[Figure record listings]
------------------------------------------------

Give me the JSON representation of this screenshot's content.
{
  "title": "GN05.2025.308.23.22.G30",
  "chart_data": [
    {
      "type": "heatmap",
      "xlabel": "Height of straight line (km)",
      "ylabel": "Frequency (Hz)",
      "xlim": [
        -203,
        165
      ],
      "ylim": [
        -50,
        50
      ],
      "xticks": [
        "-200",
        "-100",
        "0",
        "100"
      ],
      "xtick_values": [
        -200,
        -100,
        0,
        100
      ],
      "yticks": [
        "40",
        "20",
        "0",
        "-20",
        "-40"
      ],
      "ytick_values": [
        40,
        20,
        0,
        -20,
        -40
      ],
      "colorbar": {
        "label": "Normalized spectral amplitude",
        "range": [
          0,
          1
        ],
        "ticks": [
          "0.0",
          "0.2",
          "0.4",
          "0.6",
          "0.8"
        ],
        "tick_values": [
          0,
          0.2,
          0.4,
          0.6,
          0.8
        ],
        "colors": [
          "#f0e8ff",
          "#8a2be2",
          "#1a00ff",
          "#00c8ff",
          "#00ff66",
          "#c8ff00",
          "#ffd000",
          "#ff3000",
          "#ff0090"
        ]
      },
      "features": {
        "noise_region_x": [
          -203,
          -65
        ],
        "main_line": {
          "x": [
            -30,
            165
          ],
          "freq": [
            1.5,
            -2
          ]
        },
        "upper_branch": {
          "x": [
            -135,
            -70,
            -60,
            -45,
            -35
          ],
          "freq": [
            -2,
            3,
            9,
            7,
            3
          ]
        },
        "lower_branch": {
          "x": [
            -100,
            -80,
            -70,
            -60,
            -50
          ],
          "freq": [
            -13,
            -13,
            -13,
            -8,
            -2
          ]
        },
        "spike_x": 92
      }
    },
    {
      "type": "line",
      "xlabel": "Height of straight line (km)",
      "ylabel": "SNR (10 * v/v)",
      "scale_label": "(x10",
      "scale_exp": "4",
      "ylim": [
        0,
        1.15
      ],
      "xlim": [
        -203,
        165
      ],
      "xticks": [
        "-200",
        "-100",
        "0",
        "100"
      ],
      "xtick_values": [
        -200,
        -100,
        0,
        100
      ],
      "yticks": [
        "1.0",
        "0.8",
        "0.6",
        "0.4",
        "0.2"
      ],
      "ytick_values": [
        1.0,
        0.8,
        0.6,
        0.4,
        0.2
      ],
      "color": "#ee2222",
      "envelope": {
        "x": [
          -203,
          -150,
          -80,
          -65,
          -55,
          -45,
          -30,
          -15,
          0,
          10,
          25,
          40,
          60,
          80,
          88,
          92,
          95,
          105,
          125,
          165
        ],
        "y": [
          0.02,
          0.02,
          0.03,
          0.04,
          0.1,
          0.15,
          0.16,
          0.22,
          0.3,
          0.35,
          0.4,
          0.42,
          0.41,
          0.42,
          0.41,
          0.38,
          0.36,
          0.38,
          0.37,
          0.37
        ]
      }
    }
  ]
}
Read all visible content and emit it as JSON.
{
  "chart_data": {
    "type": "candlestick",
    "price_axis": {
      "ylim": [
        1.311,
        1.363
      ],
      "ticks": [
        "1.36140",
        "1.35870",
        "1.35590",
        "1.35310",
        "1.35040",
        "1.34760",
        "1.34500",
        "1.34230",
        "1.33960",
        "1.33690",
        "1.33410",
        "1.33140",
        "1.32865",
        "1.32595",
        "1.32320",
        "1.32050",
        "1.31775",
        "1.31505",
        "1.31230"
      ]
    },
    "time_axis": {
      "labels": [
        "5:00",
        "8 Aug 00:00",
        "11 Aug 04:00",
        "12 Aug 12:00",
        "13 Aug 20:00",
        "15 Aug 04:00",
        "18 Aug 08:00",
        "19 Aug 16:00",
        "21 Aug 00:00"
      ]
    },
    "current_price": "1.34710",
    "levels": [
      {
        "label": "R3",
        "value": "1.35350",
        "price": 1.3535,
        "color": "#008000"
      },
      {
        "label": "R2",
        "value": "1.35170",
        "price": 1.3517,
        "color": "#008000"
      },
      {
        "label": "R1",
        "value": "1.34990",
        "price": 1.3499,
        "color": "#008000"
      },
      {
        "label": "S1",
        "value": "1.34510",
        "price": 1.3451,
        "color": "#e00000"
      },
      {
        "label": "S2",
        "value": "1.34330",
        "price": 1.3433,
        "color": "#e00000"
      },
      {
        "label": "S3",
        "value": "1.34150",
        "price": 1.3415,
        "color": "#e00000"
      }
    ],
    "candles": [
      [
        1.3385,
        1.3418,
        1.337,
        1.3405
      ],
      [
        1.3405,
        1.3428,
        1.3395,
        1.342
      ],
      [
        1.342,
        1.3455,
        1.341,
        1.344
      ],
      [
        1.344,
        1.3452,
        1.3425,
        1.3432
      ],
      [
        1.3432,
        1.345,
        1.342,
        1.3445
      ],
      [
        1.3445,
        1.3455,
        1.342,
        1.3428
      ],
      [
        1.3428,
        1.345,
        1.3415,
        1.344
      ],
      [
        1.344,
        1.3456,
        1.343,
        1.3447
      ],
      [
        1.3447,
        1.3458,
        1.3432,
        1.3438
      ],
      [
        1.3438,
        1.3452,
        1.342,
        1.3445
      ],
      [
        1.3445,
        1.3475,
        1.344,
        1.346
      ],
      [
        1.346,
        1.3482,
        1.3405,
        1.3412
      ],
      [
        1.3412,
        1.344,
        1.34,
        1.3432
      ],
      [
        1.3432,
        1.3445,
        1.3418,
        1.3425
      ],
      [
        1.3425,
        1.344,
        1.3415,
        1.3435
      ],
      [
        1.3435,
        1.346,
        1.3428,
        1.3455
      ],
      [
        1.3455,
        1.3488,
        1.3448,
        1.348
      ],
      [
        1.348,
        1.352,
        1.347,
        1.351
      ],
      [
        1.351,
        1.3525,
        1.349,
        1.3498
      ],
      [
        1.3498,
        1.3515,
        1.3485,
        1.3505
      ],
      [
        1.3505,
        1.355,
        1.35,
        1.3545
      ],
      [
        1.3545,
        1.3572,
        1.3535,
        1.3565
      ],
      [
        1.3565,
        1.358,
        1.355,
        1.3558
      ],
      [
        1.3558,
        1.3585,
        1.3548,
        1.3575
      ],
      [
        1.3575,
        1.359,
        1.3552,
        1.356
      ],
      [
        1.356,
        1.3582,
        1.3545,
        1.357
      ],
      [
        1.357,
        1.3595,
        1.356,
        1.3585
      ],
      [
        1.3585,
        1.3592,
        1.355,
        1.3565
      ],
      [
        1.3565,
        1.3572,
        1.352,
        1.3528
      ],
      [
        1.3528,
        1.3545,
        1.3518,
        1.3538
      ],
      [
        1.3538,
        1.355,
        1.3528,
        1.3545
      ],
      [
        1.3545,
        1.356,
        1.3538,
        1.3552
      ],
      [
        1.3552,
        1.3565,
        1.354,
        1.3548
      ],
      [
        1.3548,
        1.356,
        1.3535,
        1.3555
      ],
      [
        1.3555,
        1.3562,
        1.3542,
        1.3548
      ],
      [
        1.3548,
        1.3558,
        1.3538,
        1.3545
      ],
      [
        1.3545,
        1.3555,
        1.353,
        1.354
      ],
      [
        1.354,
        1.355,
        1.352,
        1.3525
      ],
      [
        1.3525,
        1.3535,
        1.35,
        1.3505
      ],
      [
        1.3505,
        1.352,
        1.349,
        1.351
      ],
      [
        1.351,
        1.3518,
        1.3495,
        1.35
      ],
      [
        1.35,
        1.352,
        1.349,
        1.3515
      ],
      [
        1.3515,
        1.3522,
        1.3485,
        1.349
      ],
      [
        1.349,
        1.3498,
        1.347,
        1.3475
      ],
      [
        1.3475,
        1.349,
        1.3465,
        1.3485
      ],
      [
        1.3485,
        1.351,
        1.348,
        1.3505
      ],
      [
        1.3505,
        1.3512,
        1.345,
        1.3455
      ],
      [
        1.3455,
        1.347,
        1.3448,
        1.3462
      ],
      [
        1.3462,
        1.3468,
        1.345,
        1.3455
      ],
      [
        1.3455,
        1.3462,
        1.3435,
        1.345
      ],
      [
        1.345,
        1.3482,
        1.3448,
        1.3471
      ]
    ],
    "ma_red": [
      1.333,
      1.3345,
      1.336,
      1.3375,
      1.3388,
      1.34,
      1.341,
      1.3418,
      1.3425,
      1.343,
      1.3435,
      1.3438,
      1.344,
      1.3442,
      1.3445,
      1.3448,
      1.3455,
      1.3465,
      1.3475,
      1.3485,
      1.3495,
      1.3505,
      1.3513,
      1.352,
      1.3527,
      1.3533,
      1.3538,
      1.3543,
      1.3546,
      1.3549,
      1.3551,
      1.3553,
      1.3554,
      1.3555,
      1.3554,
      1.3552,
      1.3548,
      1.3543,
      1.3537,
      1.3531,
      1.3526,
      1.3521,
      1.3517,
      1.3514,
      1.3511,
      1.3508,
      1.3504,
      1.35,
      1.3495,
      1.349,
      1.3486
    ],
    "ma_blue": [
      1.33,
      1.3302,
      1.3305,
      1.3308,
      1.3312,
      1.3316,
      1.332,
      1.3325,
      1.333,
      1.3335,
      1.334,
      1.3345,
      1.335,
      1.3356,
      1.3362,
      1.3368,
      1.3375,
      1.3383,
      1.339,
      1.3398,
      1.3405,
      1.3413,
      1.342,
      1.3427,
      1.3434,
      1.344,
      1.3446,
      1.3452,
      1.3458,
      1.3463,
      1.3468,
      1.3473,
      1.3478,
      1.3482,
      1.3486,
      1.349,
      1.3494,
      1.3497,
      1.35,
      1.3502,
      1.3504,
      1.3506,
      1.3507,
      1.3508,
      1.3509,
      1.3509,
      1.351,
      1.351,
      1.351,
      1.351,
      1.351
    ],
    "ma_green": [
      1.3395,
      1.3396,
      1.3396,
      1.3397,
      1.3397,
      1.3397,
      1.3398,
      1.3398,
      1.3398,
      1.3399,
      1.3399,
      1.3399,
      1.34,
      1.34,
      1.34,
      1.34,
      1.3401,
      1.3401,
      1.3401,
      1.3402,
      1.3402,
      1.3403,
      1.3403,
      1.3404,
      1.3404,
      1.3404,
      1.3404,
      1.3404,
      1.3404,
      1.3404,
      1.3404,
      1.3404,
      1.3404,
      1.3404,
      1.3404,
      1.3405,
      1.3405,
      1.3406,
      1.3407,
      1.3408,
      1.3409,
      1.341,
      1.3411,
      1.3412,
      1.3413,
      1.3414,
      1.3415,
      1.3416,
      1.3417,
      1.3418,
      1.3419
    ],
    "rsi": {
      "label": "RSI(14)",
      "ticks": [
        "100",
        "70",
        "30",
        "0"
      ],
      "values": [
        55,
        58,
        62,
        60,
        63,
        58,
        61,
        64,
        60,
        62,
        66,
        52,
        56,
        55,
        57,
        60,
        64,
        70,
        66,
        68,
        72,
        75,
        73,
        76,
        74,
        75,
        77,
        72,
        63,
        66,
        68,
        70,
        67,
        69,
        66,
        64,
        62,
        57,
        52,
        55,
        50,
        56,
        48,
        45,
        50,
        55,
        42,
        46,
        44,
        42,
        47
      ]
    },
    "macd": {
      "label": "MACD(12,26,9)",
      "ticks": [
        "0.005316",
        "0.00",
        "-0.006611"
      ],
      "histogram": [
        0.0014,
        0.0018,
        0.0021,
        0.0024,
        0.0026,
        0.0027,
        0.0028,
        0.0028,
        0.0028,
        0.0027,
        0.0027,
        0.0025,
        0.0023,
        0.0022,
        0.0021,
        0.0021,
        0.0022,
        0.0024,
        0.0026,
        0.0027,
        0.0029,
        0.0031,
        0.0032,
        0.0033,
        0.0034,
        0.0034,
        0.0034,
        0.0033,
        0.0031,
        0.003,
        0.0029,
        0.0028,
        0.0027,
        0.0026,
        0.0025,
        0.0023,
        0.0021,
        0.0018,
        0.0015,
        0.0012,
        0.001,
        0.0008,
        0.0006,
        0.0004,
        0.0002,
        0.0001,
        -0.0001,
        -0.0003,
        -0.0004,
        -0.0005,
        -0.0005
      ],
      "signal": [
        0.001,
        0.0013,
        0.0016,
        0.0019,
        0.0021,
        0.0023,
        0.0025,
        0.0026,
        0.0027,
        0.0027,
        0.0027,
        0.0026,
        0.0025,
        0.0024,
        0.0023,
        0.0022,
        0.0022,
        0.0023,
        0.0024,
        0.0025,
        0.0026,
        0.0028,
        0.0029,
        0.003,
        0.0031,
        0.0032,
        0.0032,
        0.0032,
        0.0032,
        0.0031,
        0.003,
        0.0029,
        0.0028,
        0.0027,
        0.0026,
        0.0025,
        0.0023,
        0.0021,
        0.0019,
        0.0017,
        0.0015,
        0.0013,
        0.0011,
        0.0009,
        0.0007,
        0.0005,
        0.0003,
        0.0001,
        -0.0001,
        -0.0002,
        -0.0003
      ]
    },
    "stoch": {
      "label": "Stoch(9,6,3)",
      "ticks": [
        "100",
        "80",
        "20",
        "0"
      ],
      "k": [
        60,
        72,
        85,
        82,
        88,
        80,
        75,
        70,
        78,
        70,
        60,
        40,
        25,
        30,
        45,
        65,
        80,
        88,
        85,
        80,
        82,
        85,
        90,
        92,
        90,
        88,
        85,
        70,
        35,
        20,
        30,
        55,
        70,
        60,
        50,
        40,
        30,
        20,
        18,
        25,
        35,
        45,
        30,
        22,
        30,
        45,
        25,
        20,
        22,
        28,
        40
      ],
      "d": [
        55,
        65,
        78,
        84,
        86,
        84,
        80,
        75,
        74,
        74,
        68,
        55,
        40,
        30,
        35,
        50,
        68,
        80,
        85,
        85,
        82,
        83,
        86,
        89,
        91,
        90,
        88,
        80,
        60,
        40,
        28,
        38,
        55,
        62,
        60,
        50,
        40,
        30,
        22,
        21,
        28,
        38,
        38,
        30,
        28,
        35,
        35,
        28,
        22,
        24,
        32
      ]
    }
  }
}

------------------------------------------------

REQUIRED TASK: Copy each line containing the word "type" from the data.

THE OUTPUT:
      "type": "heatmap",
      "type": "line",
    "type": "candlestick",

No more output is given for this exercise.